▶ 課題内容: 本文によれば、東洋文化研究所はアジア研究叢書をどの出版社から創刊しましたか。

▶ 本文:
-------

東京大学 東洋文化研究所は、英文によるアジア研究書シリーズであるThe University of Tokyo Studies on Asia『東京大学東洋文化研究所アジア研究叢書』をSpringerからオープン・アクセスで創刊しました。 

The University of Tokyo Studies on AsiaUTSA

日本のみならず世界の多くの地域で、高等教育における英語で行う「アジア学」の講義には欧米発の教材が用いられてきました。世界の人々がアジアを正しく理解するためには、欧米発の学問体系に加え、「アジアにおけるアジア研究」の成果に基づいた教材が必要です。
 
しかし、日本のアジア研究は、領域によっては日本語や現地語による成果発信が重視されています。このため、日本におけるアジア研究には、多くの優れた成果があるにも拘わらず、英語による発信が手薄になっていました。

-------

▶ 提供資料:
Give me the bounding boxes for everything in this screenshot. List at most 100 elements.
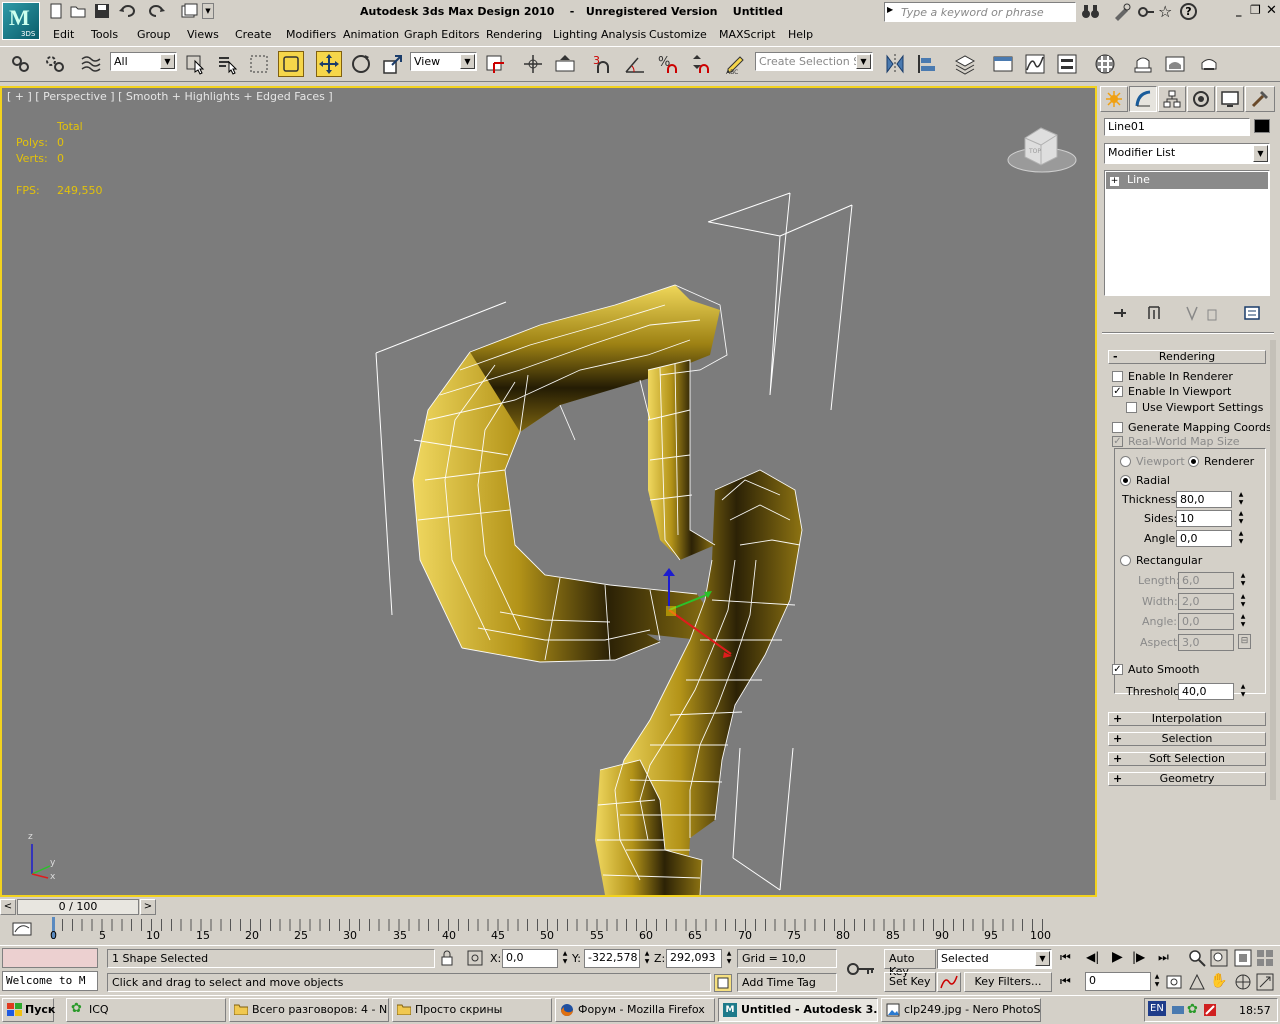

-------

▶ 出力: Springerからオープン・アクセスで創刊しました。